*DIRECTIONS FOR THIS TASK*
Exact reproduction of the data is required, with images excluded.

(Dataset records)
- - - -
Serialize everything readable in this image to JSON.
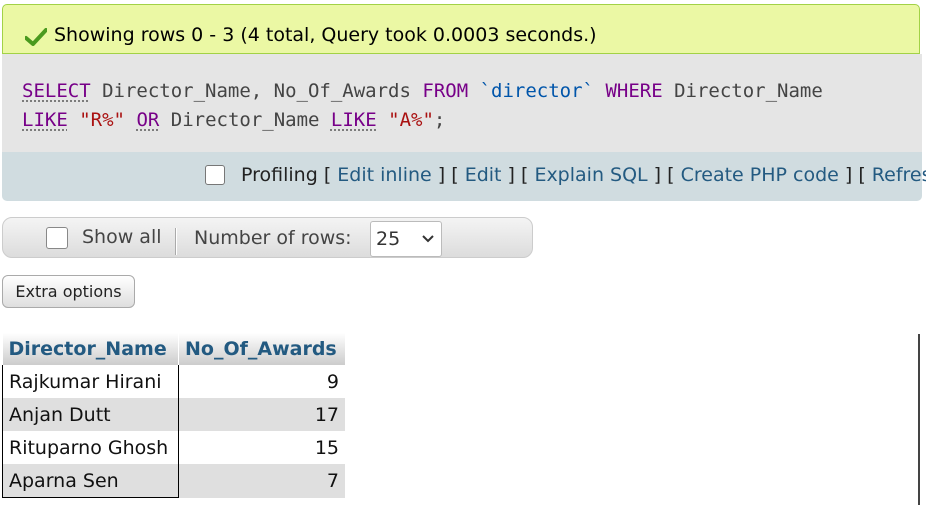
{
  "status": {
    "message": "Showing rows 0 - 3 (4 total, Query took 0.0003 seconds.)"
  },
  "sql": {
    "line1": {
      "t1": "SELECT",
      "t2": " Director_Name, No_Of_Awards ",
      "t3": "FROM",
      "t4": " ",
      "t5": "`director`",
      "t6": " ",
      "t7": "WHERE",
      "t8": " Director_Name"
    },
    "line2": {
      "t1": "LIKE",
      "t2": " ",
      "t3": "\"R%\"",
      "t4": " ",
      "t5": "OR",
      "t6": " Director_Name ",
      "t7": "LIKE",
      "t8": " ",
      "t9": "\"A%\"",
      "t10": ";"
    }
  },
  "tools": {
    "profiling": "Profiling",
    "links": [
      "Edit inline",
      "Edit",
      "Explain SQL",
      "Create PHP code",
      "Refresh"
    ]
  },
  "navigation": {
    "show_all": "Show all",
    "rows_label": "Number of rows:",
    "rows_value": "25"
  },
  "extra_options": "Extra options",
  "table": {
    "headers": [
      "Director_Name",
      "No_Of_Awards"
    ],
    "rows": [
      {
        "name": "Rajkumar Hirani",
        "awards": "9"
      },
      {
        "name": "Anjan Dutt",
        "awards": "17"
      },
      {
        "name": "Rituparno Ghosh",
        "awards": "15"
      },
      {
        "name": "Aparna Sen",
        "awards": "7"
      }
    ]
  },
  "colors": {
    "success_bg": "#ebf8a4",
    "link": "#235a81",
    "keyword": "#770088",
    "string": "#aa1111"
  }
}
- - - -
*PROBLEM SOLUTION*
Serialize everything readable in this image to JSON.
{
  "status": {
    "message": "Showing rows 0 - 3 (4 total, Query took 0.0003 seconds.)"
  },
  "sql": {
    "line1": {
      "t1": "SELECT",
      "t2": " Director_Name, No_Of_Awards ",
      "t3": "FROM",
      "t4": " ",
      "t5": "`director`",
      "t6": " ",
      "t7": "WHERE",
      "t8": " Director_Name"
    },
    "line2": {
      "t1": "LIKE",
      "t2": " ",
      "t3": "\"R%\"",
      "t4": " ",
      "t5": "OR",
      "t6": " Director_Name ",
      "t7": "LIKE",
      "t8": " ",
      "t9": "\"A%\"",
      "t10": ";"
    }
  },
  "tools": {
    "profiling": "Profiling",
    "links": [
      "Edit inline",
      "Edit",
      "Explain SQL",
      "Create PHP code",
      "Refresh"
    ]
  },
  "navigation": {
    "show_all": "Show all",
    "rows_label": "Number of rows:",
    "rows_value": "25"
  },
  "extra_options": "Extra options",
  "table": {
    "headers": [
      "Director_Name",
      "No_Of_Awards"
    ],
    "rows": [
      {
        "name": "Rajkumar Hirani",
        "awards": "9"
      },
      {
        "name": "Anjan Dutt",
        "awards": "17"
      },
      {
        "name": "Rituparno Ghosh",
        "awards": "15"
      },
      {
        "name": "Aparna Sen",
        "awards": "7"
      }
    ]
  },
  "colors": {
    "success_bg": "#ebf8a4",
    "link": "#235a81",
    "keyword": "#770088",
    "string": "#aa1111"
  }
}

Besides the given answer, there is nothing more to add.